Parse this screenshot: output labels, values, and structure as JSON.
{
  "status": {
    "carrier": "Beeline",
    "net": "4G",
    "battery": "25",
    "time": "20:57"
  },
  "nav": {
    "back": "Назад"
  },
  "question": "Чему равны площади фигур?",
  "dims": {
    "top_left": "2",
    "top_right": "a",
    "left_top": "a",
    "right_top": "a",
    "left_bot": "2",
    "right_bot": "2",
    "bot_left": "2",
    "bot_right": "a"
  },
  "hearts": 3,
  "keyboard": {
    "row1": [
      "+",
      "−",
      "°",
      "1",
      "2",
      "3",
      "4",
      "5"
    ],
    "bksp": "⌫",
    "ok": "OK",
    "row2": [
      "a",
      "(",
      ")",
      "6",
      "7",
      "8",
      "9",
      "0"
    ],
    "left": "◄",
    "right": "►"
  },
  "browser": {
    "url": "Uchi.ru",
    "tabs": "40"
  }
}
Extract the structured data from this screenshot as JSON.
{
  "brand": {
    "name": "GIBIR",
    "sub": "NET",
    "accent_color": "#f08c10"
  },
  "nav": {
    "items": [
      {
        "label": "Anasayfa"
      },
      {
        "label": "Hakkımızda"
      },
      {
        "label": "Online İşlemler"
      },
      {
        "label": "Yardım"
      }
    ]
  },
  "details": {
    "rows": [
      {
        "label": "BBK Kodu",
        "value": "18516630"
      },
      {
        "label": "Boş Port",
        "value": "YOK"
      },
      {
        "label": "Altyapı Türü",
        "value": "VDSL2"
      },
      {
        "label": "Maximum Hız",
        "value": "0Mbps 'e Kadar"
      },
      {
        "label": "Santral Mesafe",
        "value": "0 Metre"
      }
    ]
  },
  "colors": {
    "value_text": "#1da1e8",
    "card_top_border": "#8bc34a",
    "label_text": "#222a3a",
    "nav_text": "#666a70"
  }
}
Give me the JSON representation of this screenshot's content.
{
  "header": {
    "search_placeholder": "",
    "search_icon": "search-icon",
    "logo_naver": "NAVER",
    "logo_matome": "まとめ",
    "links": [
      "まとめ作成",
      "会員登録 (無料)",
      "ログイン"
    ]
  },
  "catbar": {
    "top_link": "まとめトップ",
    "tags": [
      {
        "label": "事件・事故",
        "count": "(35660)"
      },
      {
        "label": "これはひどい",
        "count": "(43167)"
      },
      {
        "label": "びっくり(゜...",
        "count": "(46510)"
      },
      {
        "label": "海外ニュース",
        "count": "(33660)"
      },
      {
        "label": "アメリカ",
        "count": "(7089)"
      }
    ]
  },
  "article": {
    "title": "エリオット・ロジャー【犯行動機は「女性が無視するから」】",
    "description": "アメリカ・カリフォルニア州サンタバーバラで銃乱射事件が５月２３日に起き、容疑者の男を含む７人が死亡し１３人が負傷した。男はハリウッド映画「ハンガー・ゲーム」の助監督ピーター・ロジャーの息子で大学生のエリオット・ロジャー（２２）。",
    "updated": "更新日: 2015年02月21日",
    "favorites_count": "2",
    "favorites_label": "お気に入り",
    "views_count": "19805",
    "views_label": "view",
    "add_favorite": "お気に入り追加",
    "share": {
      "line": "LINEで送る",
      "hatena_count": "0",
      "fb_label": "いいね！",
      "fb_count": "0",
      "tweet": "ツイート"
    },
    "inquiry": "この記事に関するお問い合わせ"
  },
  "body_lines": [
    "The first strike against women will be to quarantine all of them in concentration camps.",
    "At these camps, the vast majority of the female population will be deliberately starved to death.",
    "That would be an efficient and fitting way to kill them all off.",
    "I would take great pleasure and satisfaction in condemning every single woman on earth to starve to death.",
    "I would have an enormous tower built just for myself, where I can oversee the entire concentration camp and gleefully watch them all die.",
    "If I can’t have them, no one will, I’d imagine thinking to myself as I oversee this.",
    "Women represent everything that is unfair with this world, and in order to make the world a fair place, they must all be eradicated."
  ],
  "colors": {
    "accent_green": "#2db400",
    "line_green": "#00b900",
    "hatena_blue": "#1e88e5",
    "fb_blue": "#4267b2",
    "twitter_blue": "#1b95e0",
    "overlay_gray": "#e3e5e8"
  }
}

### YOUR GOAL
Copy every line exactly. Leave nothing out.

### EXPECTED ANSWER
Parse this screenshot: output labels, values, and structure as JSON.
{
  "status": {
    "carrier": "Beeline",
    "net": "4G",
    "battery": "25",
    "time": "20:57"
  },
  "nav": {
    "back": "Назад"
  },
  "question": "Чему равны площади фигур?",
  "dims": {
    "top_left": "2",
    "top_right": "a",
    "left_top": "a",
    "right_top": "a",
    "left_bot": "2",
    "right_bot": "2",
    "bot_left": "2",
    "bot_right": "a"
  },
  "hearts": 3,
  "keyboard": {
    "row1": [
      "+",
      "−",
      "°",
      "1",
      "2",
      "3",
      "4",
      "5"
    ],
    "bksp": "⌫",
    "ok": "OK",
    "row2": [
      "a",
      "(",
      ")",
      "6",
      "7",
      "8",
      "9",
      "0"
    ],
    "left": "◄",
    "right": "►"
  },
  "browser": {
    "url": "Uchi.ru",
    "tabs": "40"
  }
}
Extract the structured data from this screenshot as JSON.
{
  "brand": {
    "name": "GIBIR",
    "sub": "NET",
    "accent_color": "#f08c10"
  },
  "nav": {
    "items": [
      {
        "label": "Anasayfa"
      },
      {
        "label": "Hakkımızda"
      },
      {
        "label": "Online İşlemler"
      },
      {
        "label": "Yardım"
      }
    ]
  },
  "details": {
    "rows": [
      {
        "label": "BBK Kodu",
        "value": "18516630"
      },
      {
        "label": "Boş Port",
        "value": "YOK"
      },
      {
        "label": "Altyapı Türü",
        "value": "VDSL2"
      },
      {
        "label": "Maximum Hız",
        "value": "0Mbps 'e Kadar"
      },
      {
        "label": "Santral Mesafe",
        "value": "0 Metre"
      }
    ]
  },
  "colors": {
    "value_text": "#1da1e8",
    "card_top_border": "#8bc34a",
    "label_text": "#222a3a",
    "nav_text": "#666a70"
  }
}
Give me the JSON representation of this screenshot's content.
{
  "header": {
    "search_placeholder": "",
    "search_icon": "search-icon",
    "logo_naver": "NAVER",
    "logo_matome": "まとめ",
    "links": [
      "まとめ作成",
      "会員登録 (無料)",
      "ログイン"
    ]
  },
  "catbar": {
    "top_link": "まとめトップ",
    "tags": [
      {
        "label": "事件・事故",
        "count": "(35660)"
      },
      {
        "label": "これはひどい",
        "count": "(43167)"
      },
      {
        "label": "びっくり(゜...",
        "count": "(46510)"
      },
      {
        "label": "海外ニュース",
        "count": "(33660)"
      },
      {
        "label": "アメリカ",
        "count": "(7089)"
      }
    ]
  },
  "article": {
    "title": "エリオット・ロジャー【犯行動機は「女性が無視するから」】",
    "description": "アメリカ・カリフォルニア州サンタバーバラで銃乱射事件が５月２３日に起き、容疑者の男を含む７人が死亡し１３人が負傷した。男はハリウッド映画「ハンガー・ゲーム」の助監督ピーター・ロジャーの息子で大学生のエリオット・ロジャー（２２）。",
    "updated": "更新日: 2015年02月21日",
    "favorites_count": "2",
    "favorites_label": "お気に入り",
    "views_count": "19805",
    "views_label": "view",
    "add_favorite": "お気に入り追加",
    "share": {
      "line": "LINEで送る",
      "hatena_count": "0",
      "fb_label": "いいね！",
      "fb_count": "0",
      "tweet": "ツイート"
    },
    "inquiry": "この記事に関するお問い合わせ"
  },
  "body_lines": [
    "The first strike against women will be to quarantine all of them in concentration camps.",
    "At these camps, the vast majority of the female population will be deliberately starved to death.",
    "That would be an efficient and fitting way to kill them all off.",
    "I would take great pleasure and satisfaction in condemning every single woman on earth to starve to death.",
    "I would have an enormous tower built just for myself, where I can oversee the entire concentration camp and gleefully watch them all die.",
    "If I can’t have them, no one will, I’d imagine thinking to myself as I oversee this.",
    "Women represent everything that is unfair with this world, and in order to make the world a fair place, they must all be eradicated."
  ],
  "colors": {
    "accent_green": "#2db400",
    "line_green": "#00b900",
    "hatena_blue": "#1e88e5",
    "fb_blue": "#4267b2",
    "twitter_blue": "#1b95e0",
    "overlay_gray": "#e3e5e8"
  }
}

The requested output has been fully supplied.